Search the listing below for the string "DELUXE" and show each line that contains it.

** The records **
---------------
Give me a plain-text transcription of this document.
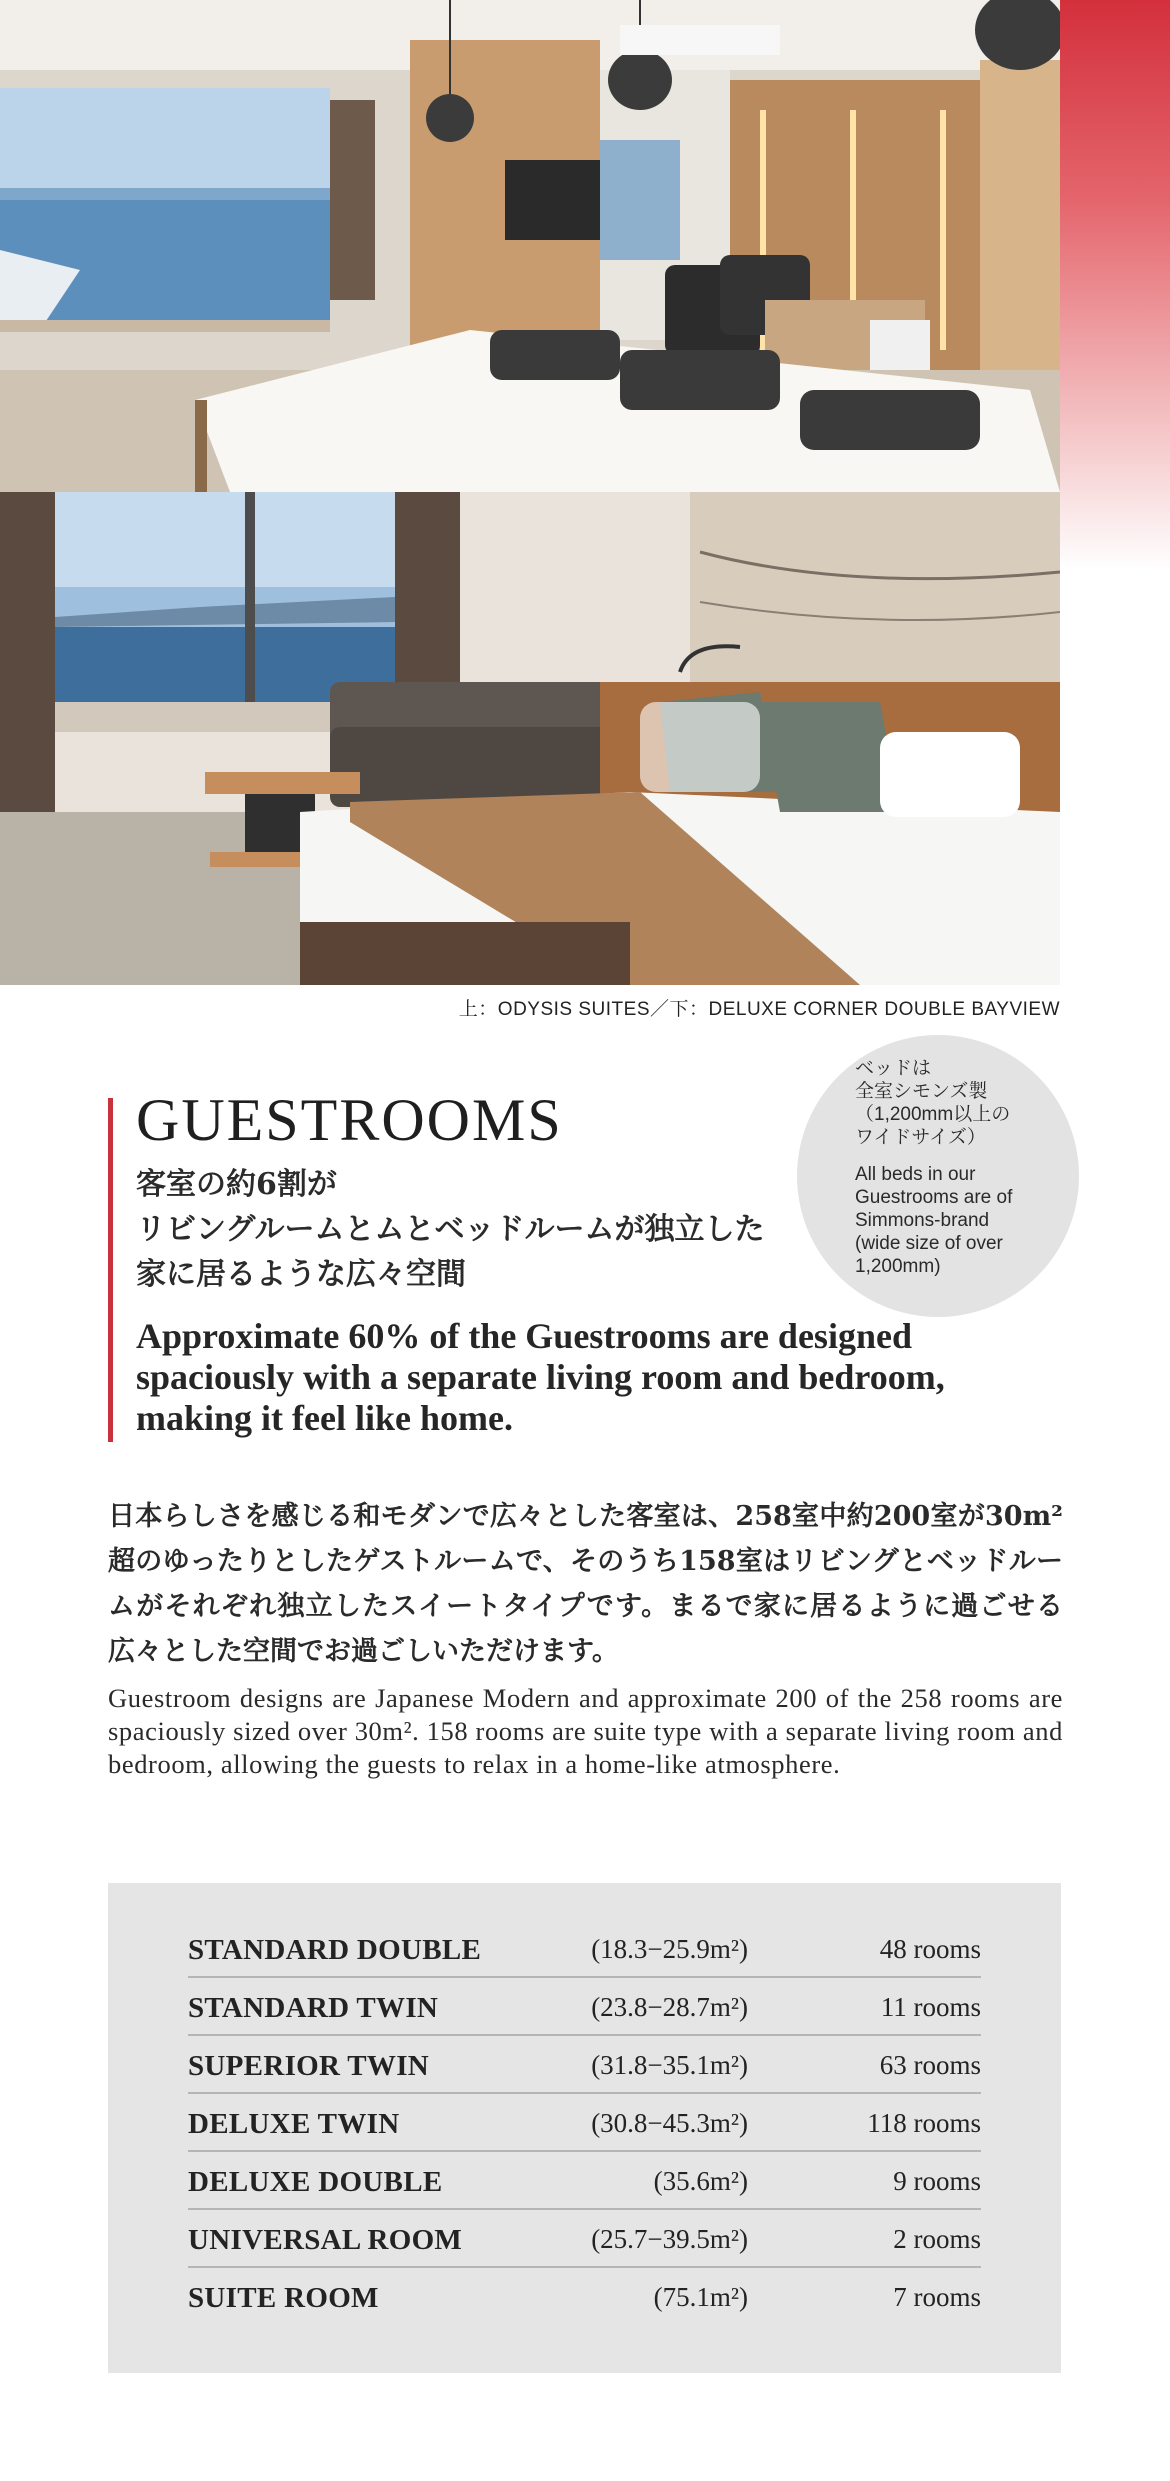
上：ODYSIS SUITES／下：DELUXE CORNER DOUBLE BAYVIEW
GUESTROOMS
客室の約6割が
リビングルームとムとベッドルームが独立した
家に居るような広々空間
Approximate 60% of the Guestrooms are designed spaciously with a separate living room and bedroom, making it feel like home.
ベッドは
全室シモンズ製
（1,200mm以上の
ワイドサイズ）
All beds in our
Guestrooms are of
Simmons-brand
(wide size of over
1,200mm)

日本らしさを感じる和モダンで広々とした客室は、258室中約200室が30m²超のゆったりとしたゲストルームで、そのうち158室はリビングとベッドルームがそれぞれ独立したスイートタイプです。まるで家に居るように過ごせる広々とした空間でお過ごしいただけます。

Guestroom designs are Japanese Modern and approximate 200 of the 258 rooms are spaciously sized over 30m². 158 rooms are suite type with a separate living room and bedroom, allowing the guests to relax in a home-like atmosphere.

STANDARD DOUBLE	(18.3−25.9m²)	48 rooms
STANDARD TWIN	(23.8−28.7m²)	11 rooms
SUPERIOR TWIN	(31.8−35.1m²)	63 rooms
DELUXE TWIN	(30.8−45.3m²)	118 rooms
DELUXE DOUBLE	(35.6m²)	9 rooms
UNIVERSAL ROOM	(25.7−39.5m²)	2 rooms
SUITE ROOM	(75.1m²)	7 rooms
---------------
** Written answer **
上：ODYSIS SUITES／下：DELUXE CORNER DOUBLE BAYVIEW
DELUXE TWIN	(30.8−45.3m²)	118 rooms
DELUXE DOUBLE	(35.6m²)	9 rooms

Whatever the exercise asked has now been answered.